▶ [Records for the exercise]:

┄┄┄┄┄┄

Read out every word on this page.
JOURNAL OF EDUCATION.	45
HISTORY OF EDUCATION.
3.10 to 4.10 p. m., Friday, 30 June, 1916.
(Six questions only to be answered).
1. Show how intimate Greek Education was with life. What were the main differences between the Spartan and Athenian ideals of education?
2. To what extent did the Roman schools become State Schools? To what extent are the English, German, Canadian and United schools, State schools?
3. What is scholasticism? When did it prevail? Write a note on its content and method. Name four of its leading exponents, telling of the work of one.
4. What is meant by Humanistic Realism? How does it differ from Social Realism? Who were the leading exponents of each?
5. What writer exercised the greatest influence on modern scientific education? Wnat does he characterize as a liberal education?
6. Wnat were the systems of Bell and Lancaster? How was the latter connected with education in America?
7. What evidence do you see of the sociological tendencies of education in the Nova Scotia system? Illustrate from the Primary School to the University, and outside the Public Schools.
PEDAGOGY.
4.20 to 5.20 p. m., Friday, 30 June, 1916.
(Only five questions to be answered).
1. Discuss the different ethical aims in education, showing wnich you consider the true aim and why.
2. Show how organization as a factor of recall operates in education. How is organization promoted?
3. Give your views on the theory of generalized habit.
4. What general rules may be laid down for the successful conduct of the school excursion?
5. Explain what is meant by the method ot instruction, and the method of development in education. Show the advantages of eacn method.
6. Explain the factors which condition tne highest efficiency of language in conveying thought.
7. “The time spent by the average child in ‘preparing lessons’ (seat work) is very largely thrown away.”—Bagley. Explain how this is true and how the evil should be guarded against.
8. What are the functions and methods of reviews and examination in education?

┄┄┄┄┄┄

▶ [What you have to do]:
Quote all the records exactly, please, leaving none out.

▶ [Written answer]:
Read out every word on this page.
JOURNAL OF EDUCATION.	45
HISTORY OF EDUCATION.
3.10 to 4.10 p. m., Friday, 30 June, 1916.
(Six questions only to be answered).
1. Show how intimate Greek Education was with life. What were the main differences between the Spartan and Athenian ideals of education?
2. To what extent did the Roman schools become State Schools? To what extent are the English, German, Canadian and United schools, State schools?
3. What is scholasticism? When did it prevail? Write a note on its content and method. Name four of its leading exponents, telling of the work of one.
4. What is meant by Humanistic Realism? How does it differ from Social Realism? Who were the leading exponents of each?
5. What writer exercised the greatest influence on modern scientific education? Wnat does he characterize as a liberal education?
6. Wnat were the systems of Bell and Lancaster? How was the latter connected with education in America?
7. What evidence do you see of the sociological tendencies of education in the Nova Scotia system? Illustrate from the Primary School to the University, and outside the Public Schools.
PEDAGOGY.
4.20 to 5.20 p. m., Friday, 30 June, 1916.
(Only five questions to be answered).
1. Discuss the different ethical aims in education, showing wnich you consider the true aim and why.
2. Show how organization as a factor of recall operates in education. How is organization promoted?
3. Give your views on the theory of generalized habit.
4. What general rules may be laid down for the successful conduct of the school excursion?
5. Explain what is meant by the method ot instruction, and the method of development in education. Show the advantages of eacn method.
6. Explain the factors which condition tne highest efficiency of language in conveying thought.
7. “The time spent by the average child in ‘preparing lessons’ (seat work) is very largely thrown away.”—Bagley. Explain how this is true and how the evil should be guarded against.
8. What are the functions and methods of reviews and examination in education?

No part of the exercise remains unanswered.